WHAT YOU WILL DO: Carry none of the pictures over; write out the complete data exactly.

_____

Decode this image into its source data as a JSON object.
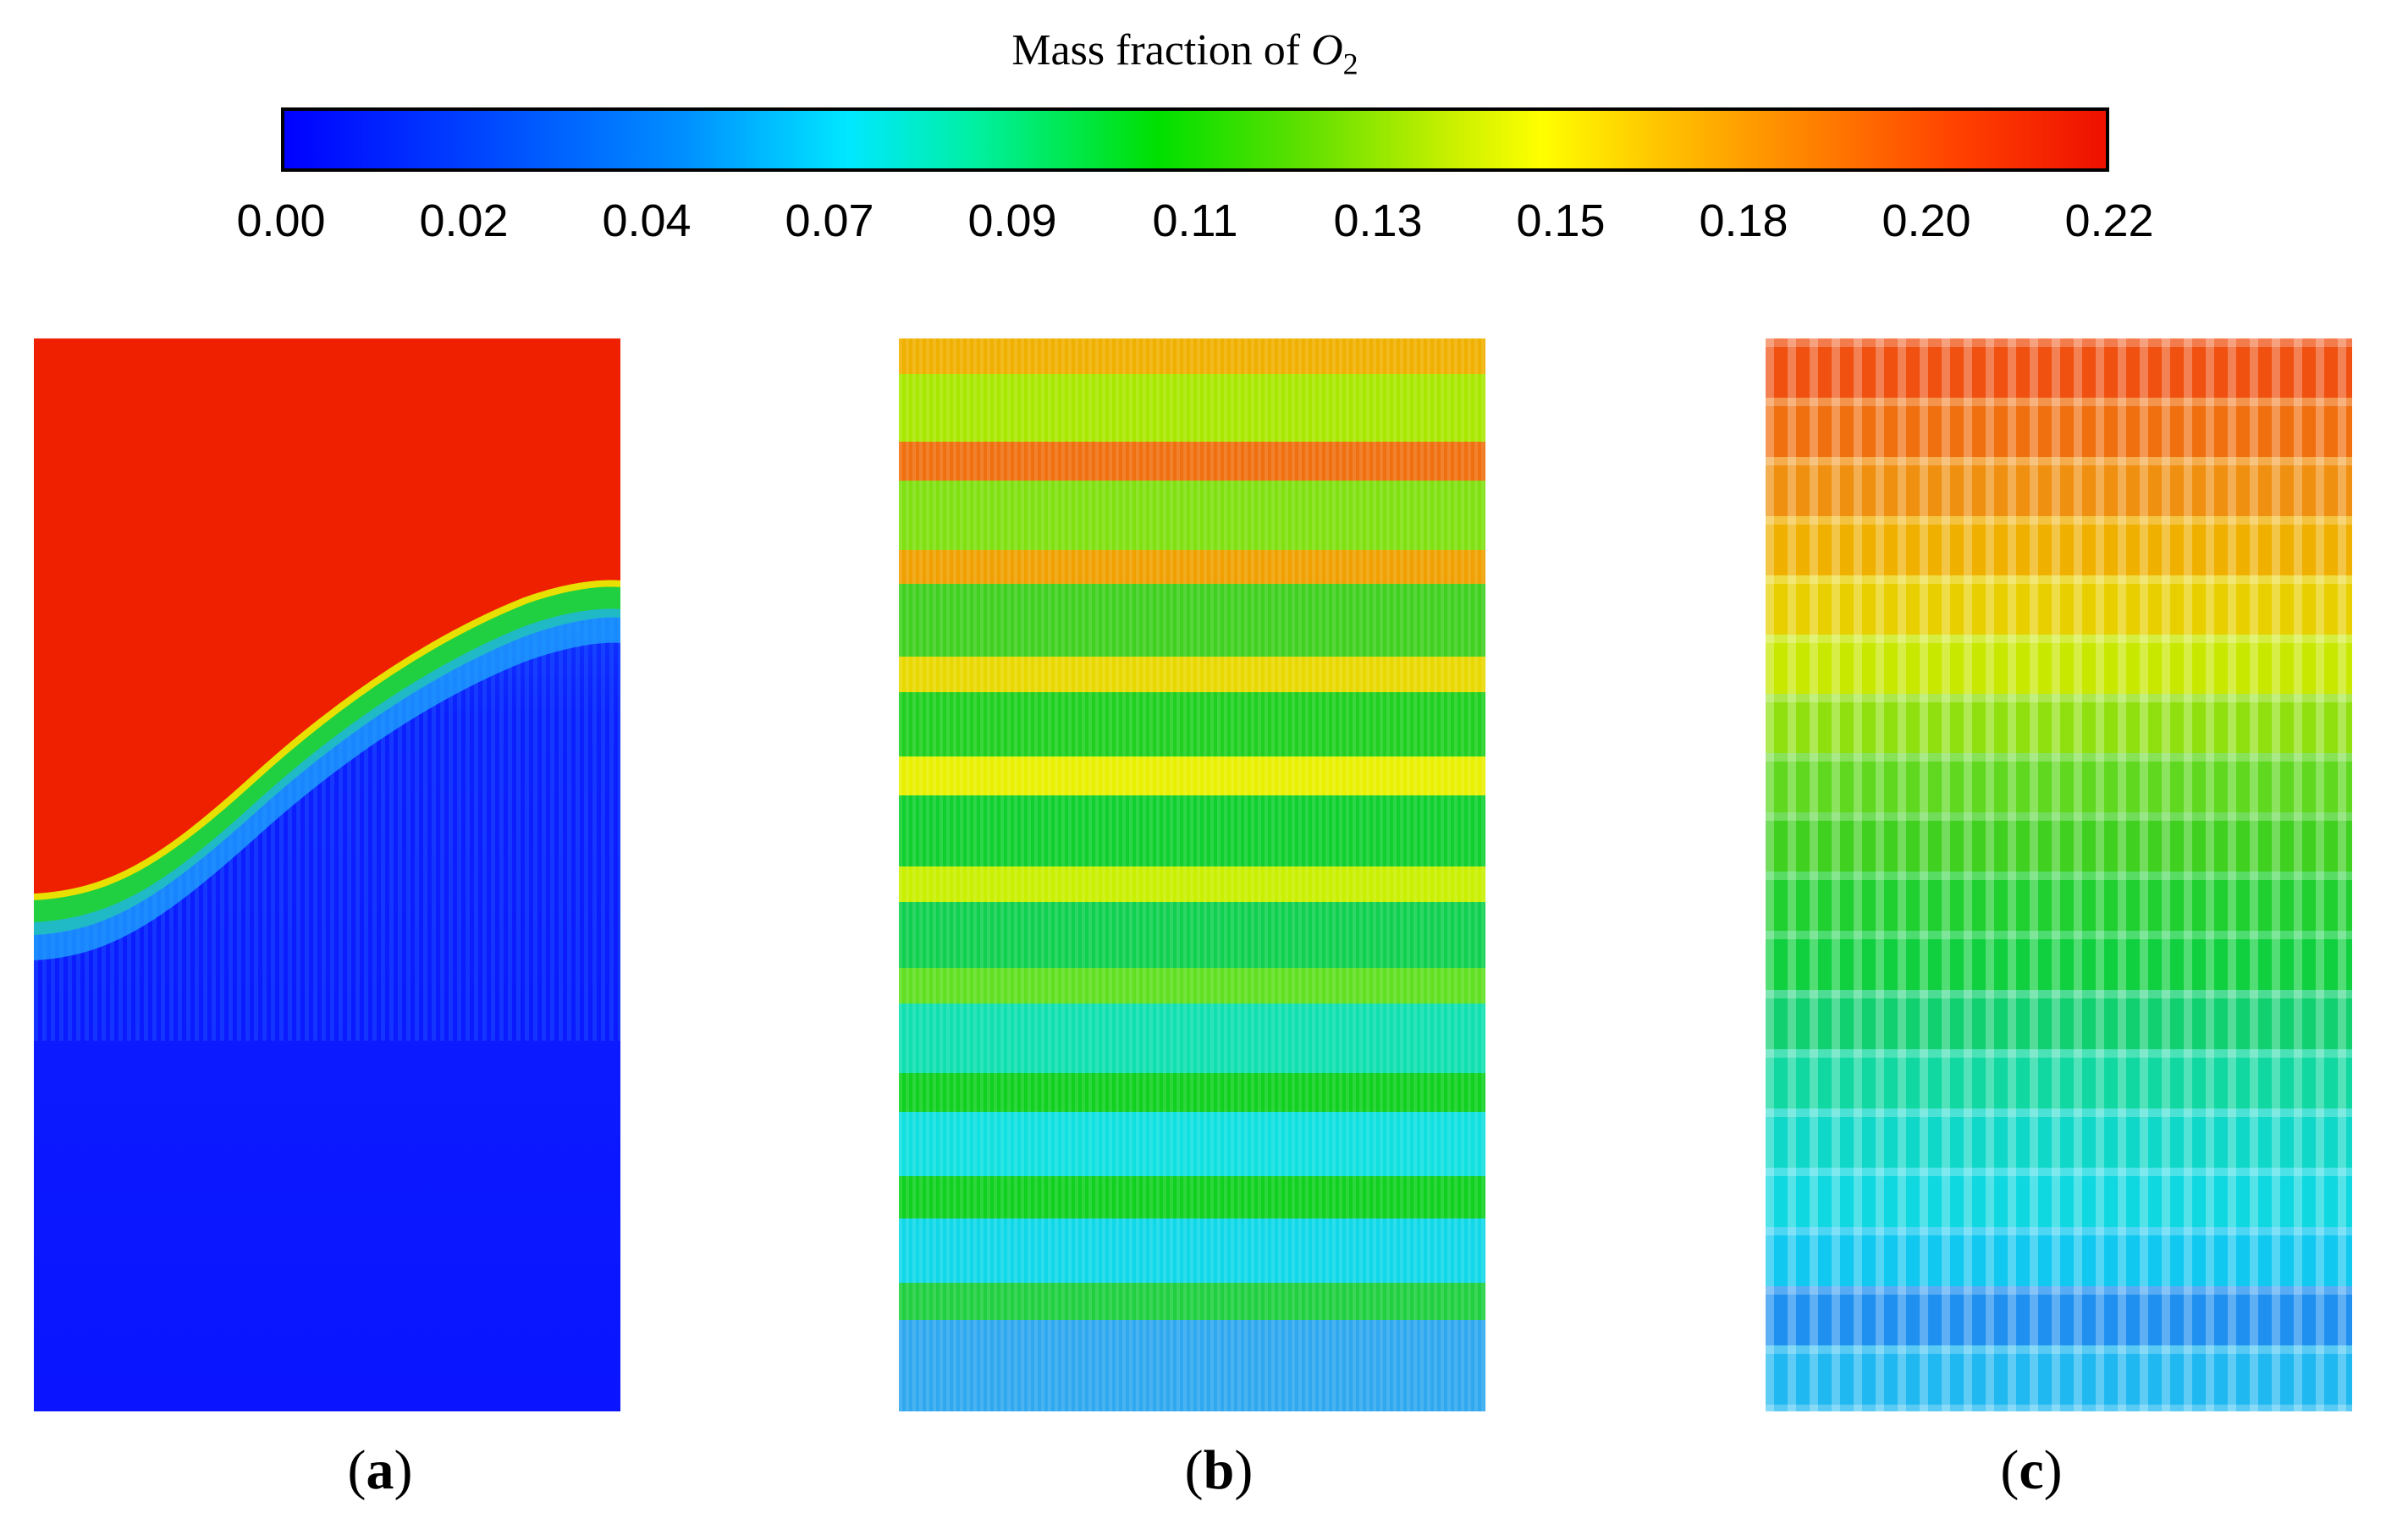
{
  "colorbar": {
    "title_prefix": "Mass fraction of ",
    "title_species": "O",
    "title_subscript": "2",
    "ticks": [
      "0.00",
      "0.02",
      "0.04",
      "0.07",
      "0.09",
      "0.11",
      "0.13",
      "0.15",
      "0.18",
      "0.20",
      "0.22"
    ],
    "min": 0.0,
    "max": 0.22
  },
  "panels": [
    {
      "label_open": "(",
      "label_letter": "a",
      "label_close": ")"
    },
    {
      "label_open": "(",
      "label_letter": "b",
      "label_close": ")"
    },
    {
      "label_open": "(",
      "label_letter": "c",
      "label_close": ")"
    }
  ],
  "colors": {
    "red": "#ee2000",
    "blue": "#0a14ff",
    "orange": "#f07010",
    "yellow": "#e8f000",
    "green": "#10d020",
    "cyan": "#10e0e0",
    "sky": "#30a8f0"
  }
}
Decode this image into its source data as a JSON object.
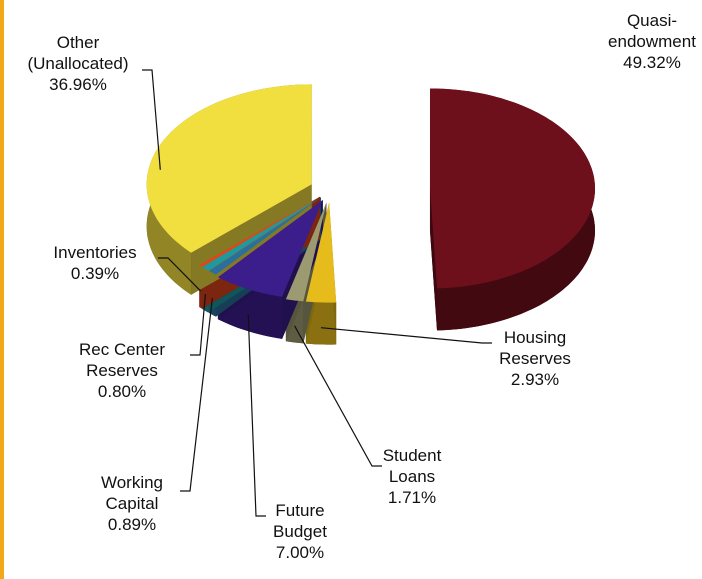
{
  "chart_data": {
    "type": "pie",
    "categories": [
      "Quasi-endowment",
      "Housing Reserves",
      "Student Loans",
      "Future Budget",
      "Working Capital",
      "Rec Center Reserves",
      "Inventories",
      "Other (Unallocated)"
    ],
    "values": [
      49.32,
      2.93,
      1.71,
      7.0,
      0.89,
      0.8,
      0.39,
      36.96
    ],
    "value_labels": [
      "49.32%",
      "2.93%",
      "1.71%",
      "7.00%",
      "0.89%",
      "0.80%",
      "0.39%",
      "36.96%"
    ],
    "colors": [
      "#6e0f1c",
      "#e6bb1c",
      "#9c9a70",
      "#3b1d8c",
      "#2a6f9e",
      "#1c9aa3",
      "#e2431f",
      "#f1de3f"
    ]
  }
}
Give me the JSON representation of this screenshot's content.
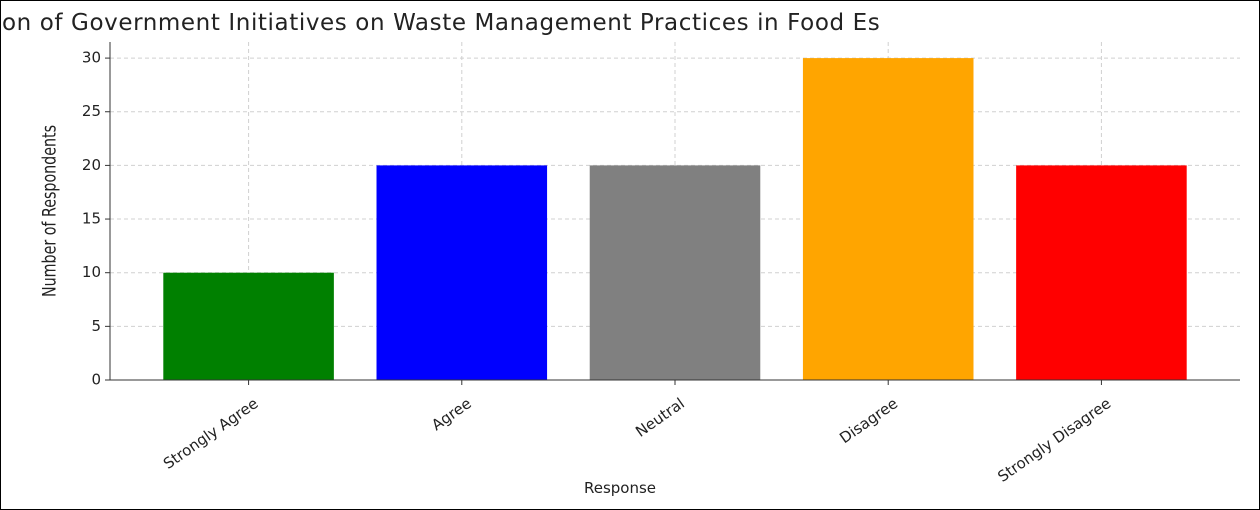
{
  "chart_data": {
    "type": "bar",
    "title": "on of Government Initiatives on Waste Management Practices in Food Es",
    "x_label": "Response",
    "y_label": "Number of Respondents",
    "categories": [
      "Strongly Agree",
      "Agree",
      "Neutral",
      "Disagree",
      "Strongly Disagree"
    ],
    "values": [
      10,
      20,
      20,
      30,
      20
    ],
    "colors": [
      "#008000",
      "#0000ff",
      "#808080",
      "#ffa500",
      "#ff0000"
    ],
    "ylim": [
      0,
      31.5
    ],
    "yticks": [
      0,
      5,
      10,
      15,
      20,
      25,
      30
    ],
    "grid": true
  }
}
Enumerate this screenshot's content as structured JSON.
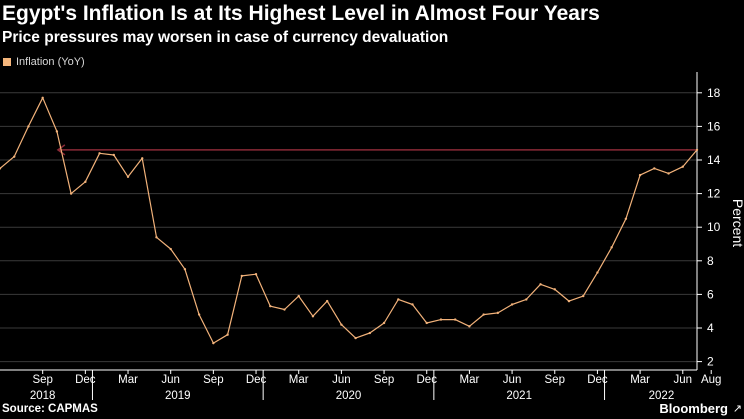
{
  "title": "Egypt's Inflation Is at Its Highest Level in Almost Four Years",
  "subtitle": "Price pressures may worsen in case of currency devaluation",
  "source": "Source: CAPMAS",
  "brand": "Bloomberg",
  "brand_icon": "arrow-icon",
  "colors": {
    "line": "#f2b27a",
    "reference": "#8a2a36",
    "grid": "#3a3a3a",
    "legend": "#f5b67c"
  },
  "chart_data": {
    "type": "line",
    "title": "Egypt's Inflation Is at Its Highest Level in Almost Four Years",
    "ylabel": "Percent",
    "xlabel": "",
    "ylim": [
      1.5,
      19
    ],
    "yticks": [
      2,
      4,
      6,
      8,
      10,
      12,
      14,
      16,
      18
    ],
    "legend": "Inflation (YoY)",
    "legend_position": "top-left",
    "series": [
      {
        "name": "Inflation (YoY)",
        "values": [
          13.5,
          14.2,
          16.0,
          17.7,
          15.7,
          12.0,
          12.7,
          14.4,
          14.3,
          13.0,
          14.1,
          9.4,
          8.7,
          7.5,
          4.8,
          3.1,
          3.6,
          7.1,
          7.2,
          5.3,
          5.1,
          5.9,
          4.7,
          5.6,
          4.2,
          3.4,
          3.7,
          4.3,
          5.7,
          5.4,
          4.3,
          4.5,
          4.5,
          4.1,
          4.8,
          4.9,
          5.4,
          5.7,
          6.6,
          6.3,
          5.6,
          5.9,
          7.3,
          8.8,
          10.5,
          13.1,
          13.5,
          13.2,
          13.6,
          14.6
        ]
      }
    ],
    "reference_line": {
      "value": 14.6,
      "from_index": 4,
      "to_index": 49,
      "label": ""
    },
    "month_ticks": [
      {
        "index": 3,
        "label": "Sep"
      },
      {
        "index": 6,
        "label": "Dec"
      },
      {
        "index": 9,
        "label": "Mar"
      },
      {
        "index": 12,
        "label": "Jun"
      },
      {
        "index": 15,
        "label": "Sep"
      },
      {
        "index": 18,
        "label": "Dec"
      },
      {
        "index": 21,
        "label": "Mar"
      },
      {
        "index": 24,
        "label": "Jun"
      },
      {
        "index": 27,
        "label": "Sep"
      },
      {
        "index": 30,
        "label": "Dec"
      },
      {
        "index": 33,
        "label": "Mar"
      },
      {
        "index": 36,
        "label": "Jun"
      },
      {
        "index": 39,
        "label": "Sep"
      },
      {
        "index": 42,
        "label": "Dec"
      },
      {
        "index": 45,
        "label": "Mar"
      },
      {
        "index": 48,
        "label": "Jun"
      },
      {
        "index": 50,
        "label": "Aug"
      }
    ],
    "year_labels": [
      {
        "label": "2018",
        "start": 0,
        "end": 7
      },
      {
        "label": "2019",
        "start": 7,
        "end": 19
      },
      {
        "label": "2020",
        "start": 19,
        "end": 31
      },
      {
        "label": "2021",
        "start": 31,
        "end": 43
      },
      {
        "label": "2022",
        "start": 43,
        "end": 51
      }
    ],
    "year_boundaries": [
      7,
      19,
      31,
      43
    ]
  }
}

_____

COMPLETED TASK:
Decode this image into its source data as a JSON object.
{
  "colorbar": {
    "title_prefix": "Mass fraction of ",
    "title_species": "O",
    "title_subscript": "2",
    "ticks": [
      "0.00",
      "0.02",
      "0.04",
      "0.07",
      "0.09",
      "0.11",
      "0.13",
      "0.15",
      "0.18",
      "0.20",
      "0.22"
    ],
    "min": 0.0,
    "max": 0.22
  },
  "panels": [
    {
      "label_open": "(",
      "label_letter": "a",
      "label_close": ")"
    },
    {
      "label_open": "(",
      "label_letter": "b",
      "label_close": ")"
    },
    {
      "label_open": "(",
      "label_letter": "c",
      "label_close": ")"
    }
  ],
  "colors": {
    "red": "#ee2000",
    "blue": "#0a14ff",
    "orange": "#f07010",
    "yellow": "#e8f000",
    "green": "#10d020",
    "cyan": "#10e0e0",
    "sky": "#30a8f0"
  }
}
Decode this image into its source data as a JSON object.
{
  "chart_data": {
    "type": "pie",
    "categories": [
      "Quasi-endowment",
      "Housing Reserves",
      "Student Loans",
      "Future Budget",
      "Working Capital",
      "Rec Center Reserves",
      "Inventories",
      "Other (Unallocated)"
    ],
    "values": [
      49.32,
      2.93,
      1.71,
      7.0,
      0.89,
      0.8,
      0.39,
      36.96
    ],
    "value_labels": [
      "49.32%",
      "2.93%",
      "1.71%",
      "7.00%",
      "0.89%",
      "0.80%",
      "0.39%",
      "36.96%"
    ],
    "colors": [
      "#6e0f1c",
      "#e6bb1c",
      "#9c9a70",
      "#3b1d8c",
      "#2a6f9e",
      "#1c9aa3",
      "#e2431f",
      "#f1de3f"
    ]
  }
}
Give me the JSON representation of this screenshot's content.
{
  "chart_data": {
    "type": "bar",
    "title": "on of Government Initiatives on Waste Management Practices in Food Es",
    "x_label": "Response",
    "y_label": "Number of Respondents",
    "categories": [
      "Strongly Agree",
      "Agree",
      "Neutral",
      "Disagree",
      "Strongly Disagree"
    ],
    "values": [
      10,
      20,
      20,
      30,
      20
    ],
    "colors": [
      "#008000",
      "#0000ff",
      "#808080",
      "#ffa500",
      "#ff0000"
    ],
    "ylim": [
      0,
      31.5
    ],
    "yticks": [
      0,
      5,
      10,
      15,
      20,
      25,
      30
    ],
    "grid": true
  }
}
Enumerate this screenshot's content as structured JSON.
{
  "title": "Egypt's Inflation Is at Its Highest Level in Almost Four Years",
  "subtitle": "Price pressures may worsen in case of currency devaluation",
  "source": "Source: CAPMAS",
  "brand": "Bloomberg",
  "brand_icon": "arrow-icon",
  "colors": {
    "line": "#f2b27a",
    "reference": "#8a2a36",
    "grid": "#3a3a3a",
    "legend": "#f5b67c"
  },
  "chart_data": {
    "type": "line",
    "title": "Egypt's Inflation Is at Its Highest Level in Almost Four Years",
    "ylabel": "Percent",
    "xlabel": "",
    "ylim": [
      1.5,
      19
    ],
    "yticks": [
      2,
      4,
      6,
      8,
      10,
      12,
      14,
      16,
      18
    ],
    "legend": "Inflation (YoY)",
    "legend_position": "top-left",
    "series": [
      {
        "name": "Inflation (YoY)",
        "values": [
          13.5,
          14.2,
          16.0,
          17.7,
          15.7,
          12.0,
          12.7,
          14.4,
          14.3,
          13.0,
          14.1,
          9.4,
          8.7,
          7.5,
          4.8,
          3.1,
          3.6,
          7.1,
          7.2,
          5.3,
          5.1,
          5.9,
          4.7,
          5.6,
          4.2,
          3.4,
          3.7,
          4.3,
          5.7,
          5.4,
          4.3,
          4.5,
          4.5,
          4.1,
          4.8,
          4.9,
          5.4,
          5.7,
          6.6,
          6.3,
          5.6,
          5.9,
          7.3,
          8.8,
          10.5,
          13.1,
          13.5,
          13.2,
          13.6,
          14.6
        ]
      }
    ],
    "reference_line": {
      "value": 14.6,
      "from_index": 4,
      "to_index": 49,
      "label": ""
    },
    "month_ticks": [
      {
        "index": 3,
        "label": "Sep"
      },
      {
        "index": 6,
        "label": "Dec"
      },
      {
        "index": 9,
        "label": "Mar"
      },
      {
        "index": 12,
        "label": "Jun"
      },
      {
        "index": 15,
        "label": "Sep"
      },
      {
        "index": 18,
        "label": "Dec"
      },
      {
        "index": 21,
        "label": "Mar"
      },
      {
        "index": 24,
        "label": "Jun"
      },
      {
        "index": 27,
        "label": "Sep"
      },
      {
        "index": 30,
        "label": "Dec"
      },
      {
        "index": 33,
        "label": "Mar"
      },
      {
        "index": 36,
        "label": "Jun"
      },
      {
        "index": 39,
        "label": "Sep"
      },
      {
        "index": 42,
        "label": "Dec"
      },
      {
        "index": 45,
        "label": "Mar"
      },
      {
        "index": 48,
        "label": "Jun"
      },
      {
        "index": 50,
        "label": "Aug"
      }
    ],
    "year_labels": [
      {
        "label": "2018",
        "start": 0,
        "end": 7
      },
      {
        "label": "2019",
        "start": 7,
        "end": 19
      },
      {
        "label": "2020",
        "start": 19,
        "end": 31
      },
      {
        "label": "2021",
        "start": 31,
        "end": 43
      },
      {
        "label": "2022",
        "start": 43,
        "end": 51
      }
    ],
    "year_boundaries": [
      7,
      19,
      31,
      43
    ]
  }
}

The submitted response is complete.